##### Exercise inputs #####
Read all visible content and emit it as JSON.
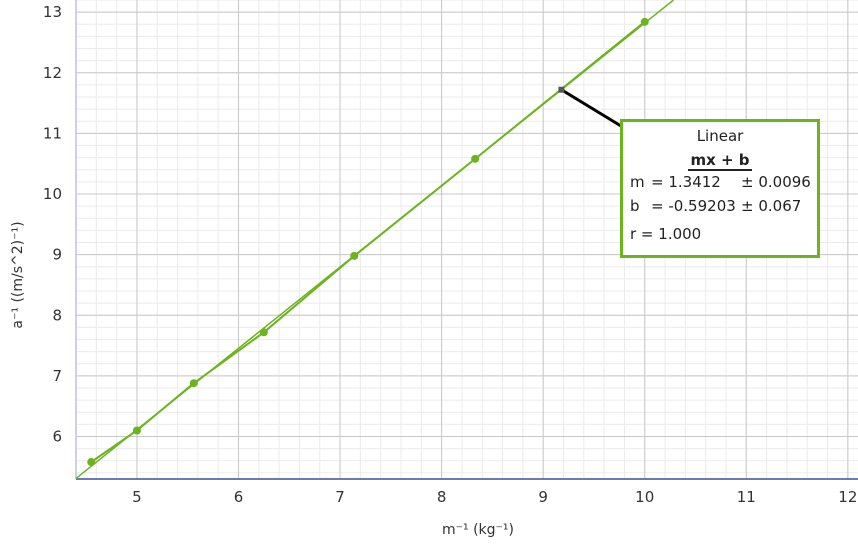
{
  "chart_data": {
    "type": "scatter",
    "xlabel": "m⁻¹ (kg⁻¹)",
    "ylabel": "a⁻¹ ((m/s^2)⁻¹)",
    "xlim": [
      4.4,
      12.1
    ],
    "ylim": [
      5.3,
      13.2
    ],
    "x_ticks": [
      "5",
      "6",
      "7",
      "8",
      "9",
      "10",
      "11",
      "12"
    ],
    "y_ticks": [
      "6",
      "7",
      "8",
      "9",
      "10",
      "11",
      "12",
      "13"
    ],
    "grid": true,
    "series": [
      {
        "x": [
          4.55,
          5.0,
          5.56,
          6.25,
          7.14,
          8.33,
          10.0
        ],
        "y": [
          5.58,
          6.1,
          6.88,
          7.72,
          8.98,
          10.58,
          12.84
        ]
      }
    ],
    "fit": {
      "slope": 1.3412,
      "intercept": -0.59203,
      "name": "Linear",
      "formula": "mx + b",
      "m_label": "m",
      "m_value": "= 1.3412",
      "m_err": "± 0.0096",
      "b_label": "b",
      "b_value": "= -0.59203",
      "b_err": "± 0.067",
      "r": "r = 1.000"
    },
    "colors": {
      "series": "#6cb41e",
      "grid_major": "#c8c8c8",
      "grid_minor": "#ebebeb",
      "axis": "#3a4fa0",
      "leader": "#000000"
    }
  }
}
#####
Objective :: Give every line above again exactly, with no pictures.

Complete response ::
Read all visible content and emit it as JSON.
{
  "chart_data": {
    "type": "scatter",
    "xlabel": "m⁻¹ (kg⁻¹)",
    "ylabel": "a⁻¹ ((m/s^2)⁻¹)",
    "xlim": [
      4.4,
      12.1
    ],
    "ylim": [
      5.3,
      13.2
    ],
    "x_ticks": [
      "5",
      "6",
      "7",
      "8",
      "9",
      "10",
      "11",
      "12"
    ],
    "y_ticks": [
      "6",
      "7",
      "8",
      "9",
      "10",
      "11",
      "12",
      "13"
    ],
    "grid": true,
    "series": [
      {
        "x": [
          4.55,
          5.0,
          5.56,
          6.25,
          7.14,
          8.33,
          10.0
        ],
        "y": [
          5.58,
          6.1,
          6.88,
          7.72,
          8.98,
          10.58,
          12.84
        ]
      }
    ],
    "fit": {
      "slope": 1.3412,
      "intercept": -0.59203,
      "name": "Linear",
      "formula": "mx + b",
      "m_label": "m",
      "m_value": "= 1.3412",
      "m_err": "± 0.0096",
      "b_label": "b",
      "b_value": "= -0.59203",
      "b_err": "± 0.067",
      "r": "r = 1.000"
    },
    "colors": {
      "series": "#6cb41e",
      "grid_major": "#c8c8c8",
      "grid_minor": "#ebebeb",
      "axis": "#3a4fa0",
      "leader": "#000000"
    }
  }
}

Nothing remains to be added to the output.